▸ What you should do
Please transcribe the listing below in full and word for word, without its pictures.

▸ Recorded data
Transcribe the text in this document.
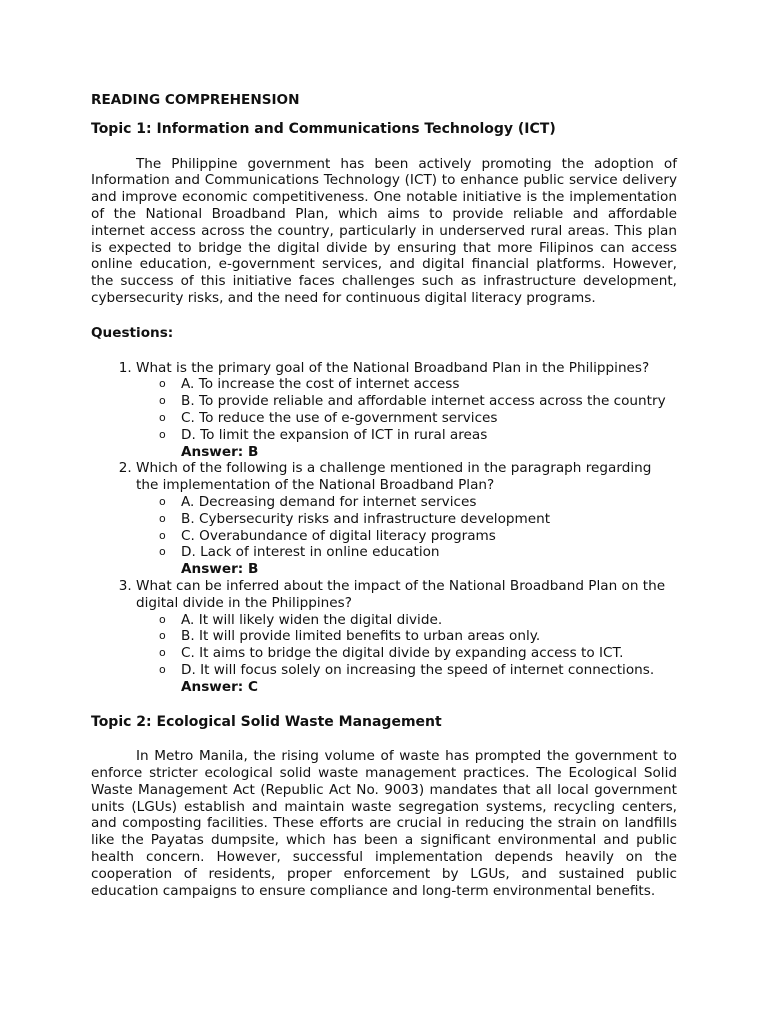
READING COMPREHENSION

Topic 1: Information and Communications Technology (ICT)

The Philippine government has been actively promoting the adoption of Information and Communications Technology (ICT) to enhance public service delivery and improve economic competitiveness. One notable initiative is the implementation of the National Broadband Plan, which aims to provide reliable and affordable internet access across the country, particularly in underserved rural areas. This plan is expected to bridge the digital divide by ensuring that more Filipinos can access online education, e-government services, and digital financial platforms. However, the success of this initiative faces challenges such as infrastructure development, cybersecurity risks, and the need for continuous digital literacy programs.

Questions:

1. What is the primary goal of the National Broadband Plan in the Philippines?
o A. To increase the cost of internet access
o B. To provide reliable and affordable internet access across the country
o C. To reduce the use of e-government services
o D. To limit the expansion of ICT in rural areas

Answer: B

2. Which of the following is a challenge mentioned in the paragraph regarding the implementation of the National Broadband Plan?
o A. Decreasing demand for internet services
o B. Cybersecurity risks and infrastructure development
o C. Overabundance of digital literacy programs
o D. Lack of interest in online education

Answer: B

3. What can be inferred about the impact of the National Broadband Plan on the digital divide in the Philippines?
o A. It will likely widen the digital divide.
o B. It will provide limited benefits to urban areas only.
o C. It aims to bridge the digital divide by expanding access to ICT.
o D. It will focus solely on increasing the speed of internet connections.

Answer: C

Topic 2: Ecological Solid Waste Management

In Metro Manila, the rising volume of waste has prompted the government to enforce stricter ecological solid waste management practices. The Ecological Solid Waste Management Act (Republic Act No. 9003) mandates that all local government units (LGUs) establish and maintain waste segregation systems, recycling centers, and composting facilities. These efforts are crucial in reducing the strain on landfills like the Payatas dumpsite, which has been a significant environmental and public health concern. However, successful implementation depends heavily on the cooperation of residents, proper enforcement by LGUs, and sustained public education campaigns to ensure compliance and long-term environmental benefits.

▸ Exercise output
Transcribe the text in this document.
READING COMPREHENSION

Topic 1: Information and Communications Technology (ICT)

The Philippine government has been actively promoting the adoption of Information and Communications Technology (ICT) to enhance public service delivery and improve economic competitiveness. One notable initiative is the implementation of the National Broadband Plan, which aims to provide reliable and affordable internet access across the country, particularly in underserved rural areas. This plan is expected to bridge the digital divide by ensuring that more Filipinos can access online education, e-government services, and digital financial platforms. However, the success of this initiative faces challenges such as infrastructure development, cybersecurity risks, and the need for continuous digital literacy programs.

Questions:

1. What is the primary goal of the National Broadband Plan in the Philippines?
o A. To increase the cost of internet access
o B. To provide reliable and affordable internet access across the country
o C. To reduce the use of e-government services
o D. To limit the expansion of ICT in rural areas

Answer: B

2. Which of the following is a challenge mentioned in the paragraph regarding the implementation of the National Broadband Plan?
o A. Decreasing demand for internet services
o B. Cybersecurity risks and infrastructure development
o C. Overabundance of digital literacy programs
o D. Lack of interest in online education

Answer: B

3. What can be inferred about the impact of the National Broadband Plan on the digital divide in the Philippines?
o A. It will likely widen the digital divide.
o B. It will provide limited benefits to urban areas only.
o C. It aims to bridge the digital divide by expanding access to ICT.
o D. It will focus solely on increasing the speed of internet connections.

Answer: C

Topic 2: Ecological Solid Waste Management

In Metro Manila, the rising volume of waste has prompted the government to enforce stricter ecological solid waste management practices. The Ecological Solid Waste Management Act (Republic Act No. 9003) mandates that all local government units (LGUs) establish and maintain waste segregation systems, recycling centers, and composting facilities. These efforts are crucial in reducing the strain on landfills like the Payatas dumpsite, which has been a significant environmental and public health concern. However, successful implementation depends heavily on the cooperation of residents, proper enforcement by LGUs, and sustained public education campaigns to ensure compliance and long-term environmental benefits.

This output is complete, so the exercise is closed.